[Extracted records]

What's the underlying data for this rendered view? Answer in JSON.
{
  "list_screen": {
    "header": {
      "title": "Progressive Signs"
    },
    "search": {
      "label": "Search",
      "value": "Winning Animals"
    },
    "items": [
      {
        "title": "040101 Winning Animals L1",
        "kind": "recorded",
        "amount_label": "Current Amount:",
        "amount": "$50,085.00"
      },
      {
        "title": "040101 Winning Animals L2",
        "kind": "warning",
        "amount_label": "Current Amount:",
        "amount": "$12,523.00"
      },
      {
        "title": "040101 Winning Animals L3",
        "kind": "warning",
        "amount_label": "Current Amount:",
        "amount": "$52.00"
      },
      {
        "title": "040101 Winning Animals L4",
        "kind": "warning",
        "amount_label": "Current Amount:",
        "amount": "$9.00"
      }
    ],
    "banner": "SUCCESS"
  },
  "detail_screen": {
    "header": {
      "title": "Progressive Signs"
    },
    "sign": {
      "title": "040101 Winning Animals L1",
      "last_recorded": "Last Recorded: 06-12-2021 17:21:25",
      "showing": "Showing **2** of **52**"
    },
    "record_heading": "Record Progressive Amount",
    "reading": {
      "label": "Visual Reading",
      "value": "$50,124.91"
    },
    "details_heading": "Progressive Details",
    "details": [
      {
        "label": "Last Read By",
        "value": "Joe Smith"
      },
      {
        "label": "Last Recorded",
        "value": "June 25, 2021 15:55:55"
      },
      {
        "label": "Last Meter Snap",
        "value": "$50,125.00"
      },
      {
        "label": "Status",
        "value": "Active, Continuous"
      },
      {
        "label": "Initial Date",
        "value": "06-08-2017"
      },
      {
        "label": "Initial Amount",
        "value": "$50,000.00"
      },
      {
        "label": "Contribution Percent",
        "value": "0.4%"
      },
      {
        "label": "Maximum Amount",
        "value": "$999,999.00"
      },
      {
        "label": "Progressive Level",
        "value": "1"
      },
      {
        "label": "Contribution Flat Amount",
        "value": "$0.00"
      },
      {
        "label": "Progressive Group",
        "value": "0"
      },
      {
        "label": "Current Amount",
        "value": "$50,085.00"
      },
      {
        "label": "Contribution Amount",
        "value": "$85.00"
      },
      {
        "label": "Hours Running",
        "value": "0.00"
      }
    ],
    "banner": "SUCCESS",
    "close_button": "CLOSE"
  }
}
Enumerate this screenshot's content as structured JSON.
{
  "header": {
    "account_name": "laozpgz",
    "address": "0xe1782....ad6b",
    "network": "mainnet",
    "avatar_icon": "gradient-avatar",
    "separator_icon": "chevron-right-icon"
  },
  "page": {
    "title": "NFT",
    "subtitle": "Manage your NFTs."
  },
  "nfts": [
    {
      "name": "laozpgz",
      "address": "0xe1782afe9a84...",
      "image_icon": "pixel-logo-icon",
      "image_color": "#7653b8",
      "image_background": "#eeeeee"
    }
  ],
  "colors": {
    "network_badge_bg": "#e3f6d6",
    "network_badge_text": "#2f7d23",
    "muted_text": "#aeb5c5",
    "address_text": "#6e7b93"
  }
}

Instructions for the task: Give only the number of lines in the preceding material that contain the string "Contribution".

Task solution: 3